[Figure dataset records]
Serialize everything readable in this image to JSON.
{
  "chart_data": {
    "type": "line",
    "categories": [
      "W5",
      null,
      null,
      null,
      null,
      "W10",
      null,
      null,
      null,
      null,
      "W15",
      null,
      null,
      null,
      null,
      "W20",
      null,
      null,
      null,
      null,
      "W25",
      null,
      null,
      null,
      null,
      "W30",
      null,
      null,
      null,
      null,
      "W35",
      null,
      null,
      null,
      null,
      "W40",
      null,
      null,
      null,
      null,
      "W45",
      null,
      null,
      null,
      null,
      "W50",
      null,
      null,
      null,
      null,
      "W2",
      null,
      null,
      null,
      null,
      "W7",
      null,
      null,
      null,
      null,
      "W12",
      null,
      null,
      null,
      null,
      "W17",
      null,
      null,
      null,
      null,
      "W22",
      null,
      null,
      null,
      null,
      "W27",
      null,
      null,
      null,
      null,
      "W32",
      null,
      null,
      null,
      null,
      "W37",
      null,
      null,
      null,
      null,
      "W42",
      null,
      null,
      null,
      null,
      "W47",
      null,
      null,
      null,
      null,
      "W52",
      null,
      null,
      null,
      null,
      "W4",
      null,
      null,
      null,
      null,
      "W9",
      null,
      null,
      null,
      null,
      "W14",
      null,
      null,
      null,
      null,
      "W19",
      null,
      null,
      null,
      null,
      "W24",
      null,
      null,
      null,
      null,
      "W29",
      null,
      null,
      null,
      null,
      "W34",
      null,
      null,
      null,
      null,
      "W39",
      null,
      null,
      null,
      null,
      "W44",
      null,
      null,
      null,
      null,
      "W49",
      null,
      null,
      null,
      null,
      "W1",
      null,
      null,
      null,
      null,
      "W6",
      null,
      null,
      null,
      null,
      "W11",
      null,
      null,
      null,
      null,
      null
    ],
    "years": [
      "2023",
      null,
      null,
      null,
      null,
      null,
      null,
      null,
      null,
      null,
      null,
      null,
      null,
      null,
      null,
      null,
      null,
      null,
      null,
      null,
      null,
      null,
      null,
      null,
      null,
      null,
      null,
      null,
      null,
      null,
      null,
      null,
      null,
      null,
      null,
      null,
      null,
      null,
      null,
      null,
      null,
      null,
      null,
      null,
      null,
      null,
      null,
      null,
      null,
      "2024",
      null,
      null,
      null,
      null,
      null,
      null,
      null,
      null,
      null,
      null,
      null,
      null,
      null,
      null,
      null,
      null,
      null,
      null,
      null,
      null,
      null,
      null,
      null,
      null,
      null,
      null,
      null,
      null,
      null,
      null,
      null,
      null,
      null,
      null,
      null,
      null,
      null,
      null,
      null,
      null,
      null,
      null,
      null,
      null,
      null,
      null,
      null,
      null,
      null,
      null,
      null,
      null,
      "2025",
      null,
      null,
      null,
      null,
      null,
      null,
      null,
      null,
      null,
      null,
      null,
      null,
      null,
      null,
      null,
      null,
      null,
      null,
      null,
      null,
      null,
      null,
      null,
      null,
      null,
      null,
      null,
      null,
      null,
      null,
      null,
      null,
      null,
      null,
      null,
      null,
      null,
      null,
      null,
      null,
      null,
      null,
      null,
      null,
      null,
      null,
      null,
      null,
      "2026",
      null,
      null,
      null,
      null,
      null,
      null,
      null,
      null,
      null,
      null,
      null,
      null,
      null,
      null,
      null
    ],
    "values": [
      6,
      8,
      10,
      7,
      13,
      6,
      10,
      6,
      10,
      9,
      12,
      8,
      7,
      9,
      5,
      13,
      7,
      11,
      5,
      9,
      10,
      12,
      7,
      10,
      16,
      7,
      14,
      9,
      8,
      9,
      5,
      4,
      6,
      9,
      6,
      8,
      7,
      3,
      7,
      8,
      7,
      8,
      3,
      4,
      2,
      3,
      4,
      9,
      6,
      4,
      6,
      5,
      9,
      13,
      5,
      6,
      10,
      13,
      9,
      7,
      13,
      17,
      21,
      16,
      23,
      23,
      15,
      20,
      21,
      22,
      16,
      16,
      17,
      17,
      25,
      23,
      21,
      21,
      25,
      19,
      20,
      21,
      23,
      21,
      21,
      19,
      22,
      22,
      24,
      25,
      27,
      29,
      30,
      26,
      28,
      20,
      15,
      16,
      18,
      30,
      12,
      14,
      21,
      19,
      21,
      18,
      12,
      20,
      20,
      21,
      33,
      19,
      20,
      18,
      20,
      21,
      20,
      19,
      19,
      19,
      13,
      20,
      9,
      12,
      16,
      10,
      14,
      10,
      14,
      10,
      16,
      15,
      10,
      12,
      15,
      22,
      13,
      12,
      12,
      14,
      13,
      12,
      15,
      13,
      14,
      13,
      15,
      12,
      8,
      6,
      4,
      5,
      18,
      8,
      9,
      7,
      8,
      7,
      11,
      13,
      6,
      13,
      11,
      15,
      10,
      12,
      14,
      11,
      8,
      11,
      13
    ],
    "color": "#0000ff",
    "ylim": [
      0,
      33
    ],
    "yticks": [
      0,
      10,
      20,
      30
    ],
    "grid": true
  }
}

▶ SET TASK: Transcribe each entry precisely, missing none.

▶ IN RESPONSE:
Serialize everything readable in this image to JSON.
{
  "chart_data": {
    "type": "line",
    "categories": [
      "W5",
      null,
      null,
      null,
      null,
      "W10",
      null,
      null,
      null,
      null,
      "W15",
      null,
      null,
      null,
      null,
      "W20",
      null,
      null,
      null,
      null,
      "W25",
      null,
      null,
      null,
      null,
      "W30",
      null,
      null,
      null,
      null,
      "W35",
      null,
      null,
      null,
      null,
      "W40",
      null,
      null,
      null,
      null,
      "W45",
      null,
      null,
      null,
      null,
      "W50",
      null,
      null,
      null,
      null,
      "W2",
      null,
      null,
      null,
      null,
      "W7",
      null,
      null,
      null,
      null,
      "W12",
      null,
      null,
      null,
      null,
      "W17",
      null,
      null,
      null,
      null,
      "W22",
      null,
      null,
      null,
      null,
      "W27",
      null,
      null,
      null,
      null,
      "W32",
      null,
      null,
      null,
      null,
      "W37",
      null,
      null,
      null,
      null,
      "W42",
      null,
      null,
      null,
      null,
      "W47",
      null,
      null,
      null,
      null,
      "W52",
      null,
      null,
      null,
      null,
      "W4",
      null,
      null,
      null,
      null,
      "W9",
      null,
      null,
      null,
      null,
      "W14",
      null,
      null,
      null,
      null,
      "W19",
      null,
      null,
      null,
      null,
      "W24",
      null,
      null,
      null,
      null,
      "W29",
      null,
      null,
      null,
      null,
      "W34",
      null,
      null,
      null,
      null,
      "W39",
      null,
      null,
      null,
      null,
      "W44",
      null,
      null,
      null,
      null,
      "W49",
      null,
      null,
      null,
      null,
      "W1",
      null,
      null,
      null,
      null,
      "W6",
      null,
      null,
      null,
      null,
      "W11",
      null,
      null,
      null,
      null,
      null
    ],
    "years": [
      "2023",
      null,
      null,
      null,
      null,
      null,
      null,
      null,
      null,
      null,
      null,
      null,
      null,
      null,
      null,
      null,
      null,
      null,
      null,
      null,
      null,
      null,
      null,
      null,
      null,
      null,
      null,
      null,
      null,
      null,
      null,
      null,
      null,
      null,
      null,
      null,
      null,
      null,
      null,
      null,
      null,
      null,
      null,
      null,
      null,
      null,
      null,
      null,
      null,
      "2024",
      null,
      null,
      null,
      null,
      null,
      null,
      null,
      null,
      null,
      null,
      null,
      null,
      null,
      null,
      null,
      null,
      null,
      null,
      null,
      null,
      null,
      null,
      null,
      null,
      null,
      null,
      null,
      null,
      null,
      null,
      null,
      null,
      null,
      null,
      null,
      null,
      null,
      null,
      null,
      null,
      null,
      null,
      null,
      null,
      null,
      null,
      null,
      null,
      null,
      null,
      null,
      null,
      "2025",
      null,
      null,
      null,
      null,
      null,
      null,
      null,
      null,
      null,
      null,
      null,
      null,
      null,
      null,
      null,
      null,
      null,
      null,
      null,
      null,
      null,
      null,
      null,
      null,
      null,
      null,
      null,
      null,
      null,
      null,
      null,
      null,
      null,
      null,
      null,
      null,
      null,
      null,
      null,
      null,
      null,
      null,
      null,
      null,
      null,
      null,
      null,
      null,
      "2026",
      null,
      null,
      null,
      null,
      null,
      null,
      null,
      null,
      null,
      null,
      null,
      null,
      null,
      null,
      null
    ],
    "values": [
      6,
      8,
      10,
      7,
      13,
      6,
      10,
      6,
      10,
      9,
      12,
      8,
      7,
      9,
      5,
      13,
      7,
      11,
      5,
      9,
      10,
      12,
      7,
      10,
      16,
      7,
      14,
      9,
      8,
      9,
      5,
      4,
      6,
      9,
      6,
      8,
      7,
      3,
      7,
      8,
      7,
      8,
      3,
      4,
      2,
      3,
      4,
      9,
      6,
      4,
      6,
      5,
      9,
      13,
      5,
      6,
      10,
      13,
      9,
      7,
      13,
      17,
      21,
      16,
      23,
      23,
      15,
      20,
      21,
      22,
      16,
      16,
      17,
      17,
      25,
      23,
      21,
      21,
      25,
      19,
      20,
      21,
      23,
      21,
      21,
      19,
      22,
      22,
      24,
      25,
      27,
      29,
      30,
      26,
      28,
      20,
      15,
      16,
      18,
      30,
      12,
      14,
      21,
      19,
      21,
      18,
      12,
      20,
      20,
      21,
      33,
      19,
      20,
      18,
      20,
      21,
      20,
      19,
      19,
      19,
      13,
      20,
      9,
      12,
      16,
      10,
      14,
      10,
      14,
      10,
      16,
      15,
      10,
      12,
      15,
      22,
      13,
      12,
      12,
      14,
      13,
      12,
      15,
      13,
      14,
      13,
      15,
      12,
      8,
      6,
      4,
      5,
      18,
      8,
      9,
      7,
      8,
      7,
      11,
      13,
      6,
      13,
      11,
      15,
      10,
      12,
      14,
      11,
      8,
      11,
      13
    ],
    "color": "#0000ff",
    "ylim": [
      0,
      33
    ],
    "yticks": [
      0,
      10,
      20,
      30
    ],
    "grid": true
  }
}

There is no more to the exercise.